• [WHAT IS NEEDED] Give the data again, word for word.
──────── RECORDS FOR THIS TASK ────────
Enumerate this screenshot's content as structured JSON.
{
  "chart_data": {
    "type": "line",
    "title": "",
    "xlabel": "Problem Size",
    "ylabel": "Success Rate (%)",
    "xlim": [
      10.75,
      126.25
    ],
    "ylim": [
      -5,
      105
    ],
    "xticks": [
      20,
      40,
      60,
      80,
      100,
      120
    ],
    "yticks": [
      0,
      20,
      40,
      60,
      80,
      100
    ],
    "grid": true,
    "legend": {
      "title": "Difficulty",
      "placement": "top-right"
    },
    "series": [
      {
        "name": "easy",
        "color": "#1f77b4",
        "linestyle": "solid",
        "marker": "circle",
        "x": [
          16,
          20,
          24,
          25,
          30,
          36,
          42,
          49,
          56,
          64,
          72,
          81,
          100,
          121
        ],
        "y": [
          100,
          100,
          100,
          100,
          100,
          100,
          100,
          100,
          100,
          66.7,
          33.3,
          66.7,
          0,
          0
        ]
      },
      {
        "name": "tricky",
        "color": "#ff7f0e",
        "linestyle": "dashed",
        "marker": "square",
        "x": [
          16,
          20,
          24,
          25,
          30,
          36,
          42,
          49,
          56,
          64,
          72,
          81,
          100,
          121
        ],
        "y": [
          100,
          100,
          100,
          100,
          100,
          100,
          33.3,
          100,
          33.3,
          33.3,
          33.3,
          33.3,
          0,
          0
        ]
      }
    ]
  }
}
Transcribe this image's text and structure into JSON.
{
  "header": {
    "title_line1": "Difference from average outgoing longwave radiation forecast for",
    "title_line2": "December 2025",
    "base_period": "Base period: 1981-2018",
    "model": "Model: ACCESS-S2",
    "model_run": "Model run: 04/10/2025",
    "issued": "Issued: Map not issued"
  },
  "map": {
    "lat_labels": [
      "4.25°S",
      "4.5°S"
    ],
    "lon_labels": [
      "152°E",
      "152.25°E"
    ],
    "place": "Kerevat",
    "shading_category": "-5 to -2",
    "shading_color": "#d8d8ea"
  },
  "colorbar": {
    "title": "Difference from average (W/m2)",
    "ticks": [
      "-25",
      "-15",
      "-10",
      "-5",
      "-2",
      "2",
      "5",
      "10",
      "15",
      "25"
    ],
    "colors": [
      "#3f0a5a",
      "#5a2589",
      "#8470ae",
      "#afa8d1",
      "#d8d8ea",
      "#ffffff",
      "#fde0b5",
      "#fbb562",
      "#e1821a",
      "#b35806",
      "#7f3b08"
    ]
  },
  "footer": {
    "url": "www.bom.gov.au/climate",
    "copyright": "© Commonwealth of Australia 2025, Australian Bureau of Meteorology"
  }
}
────────
• [WRITTEN SOLUTION]
Enumerate this screenshot's content as structured JSON.
{
  "chart_data": {
    "type": "line",
    "title": "",
    "xlabel": "Problem Size",
    "ylabel": "Success Rate (%)",
    "xlim": [
      10.75,
      126.25
    ],
    "ylim": [
      -5,
      105
    ],
    "xticks": [
      20,
      40,
      60,
      80,
      100,
      120
    ],
    "yticks": [
      0,
      20,
      40,
      60,
      80,
      100
    ],
    "grid": true,
    "legend": {
      "title": "Difficulty",
      "placement": "top-right"
    },
    "series": [
      {
        "name": "easy",
        "color": "#1f77b4",
        "linestyle": "solid",
        "marker": "circle",
        "x": [
          16,
          20,
          24,
          25,
          30,
          36,
          42,
          49,
          56,
          64,
          72,
          81,
          100,
          121
        ],
        "y": [
          100,
          100,
          100,
          100,
          100,
          100,
          100,
          100,
          100,
          66.7,
          33.3,
          66.7,
          0,
          0
        ]
      },
      {
        "name": "tricky",
        "color": "#ff7f0e",
        "linestyle": "dashed",
        "marker": "square",
        "x": [
          16,
          20,
          24,
          25,
          30,
          36,
          42,
          49,
          56,
          64,
          72,
          81,
          100,
          121
        ],
        "y": [
          100,
          100,
          100,
          100,
          100,
          100,
          33.3,
          100,
          33.3,
          33.3,
          33.3,
          33.3,
          0,
          0
        ]
      }
    ]
  }
}
Transcribe this image's text and structure into JSON.
{
  "header": {
    "title_line1": "Difference from average outgoing longwave radiation forecast for",
    "title_line2": "December 2025",
    "base_period": "Base period: 1981-2018",
    "model": "Model: ACCESS-S2",
    "model_run": "Model run: 04/10/2025",
    "issued": "Issued: Map not issued"
  },
  "map": {
    "lat_labels": [
      "4.25°S",
      "4.5°S"
    ],
    "lon_labels": [
      "152°E",
      "152.25°E"
    ],
    "place": "Kerevat",
    "shading_category": "-5 to -2",
    "shading_color": "#d8d8ea"
  },
  "colorbar": {
    "title": "Difference from average (W/m2)",
    "ticks": [
      "-25",
      "-15",
      "-10",
      "-5",
      "-2",
      "2",
      "5",
      "10",
      "15",
      "25"
    ],
    "colors": [
      "#3f0a5a",
      "#5a2589",
      "#8470ae",
      "#afa8d1",
      "#d8d8ea",
      "#ffffff",
      "#fde0b5",
      "#fbb562",
      "#e1821a",
      "#b35806",
      "#7f3b08"
    ]
  },
  "footer": {
    "url": "www.bom.gov.au/climate",
    "copyright": "© Commonwealth of Australia 2025, Australian Bureau of Meteorology"
  }
}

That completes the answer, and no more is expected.